[REQUIRED WORK]
Only the lines holding the string "away" are needed. Copy each one.

[INFORMATION GIVEN]
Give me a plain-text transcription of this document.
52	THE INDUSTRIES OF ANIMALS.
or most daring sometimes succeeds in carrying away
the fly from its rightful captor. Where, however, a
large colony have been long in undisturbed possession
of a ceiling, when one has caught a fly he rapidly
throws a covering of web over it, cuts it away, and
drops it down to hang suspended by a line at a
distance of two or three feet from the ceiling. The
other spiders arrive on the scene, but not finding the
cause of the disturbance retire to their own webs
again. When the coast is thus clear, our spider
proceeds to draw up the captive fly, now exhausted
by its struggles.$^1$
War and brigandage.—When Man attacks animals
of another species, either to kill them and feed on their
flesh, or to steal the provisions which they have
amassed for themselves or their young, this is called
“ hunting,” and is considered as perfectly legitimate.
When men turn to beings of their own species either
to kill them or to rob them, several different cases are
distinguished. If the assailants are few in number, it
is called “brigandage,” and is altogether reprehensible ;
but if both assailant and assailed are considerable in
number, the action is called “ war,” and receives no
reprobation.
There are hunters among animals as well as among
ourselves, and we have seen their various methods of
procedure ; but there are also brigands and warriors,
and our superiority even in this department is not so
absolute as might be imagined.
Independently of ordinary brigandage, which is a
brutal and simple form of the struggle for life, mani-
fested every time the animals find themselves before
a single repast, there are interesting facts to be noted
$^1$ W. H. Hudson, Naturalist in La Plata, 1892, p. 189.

[OUTPUT OF THE TASK]
or most daring sometimes succeeds in carrying away
throws a covering of web over it, cuts it away, and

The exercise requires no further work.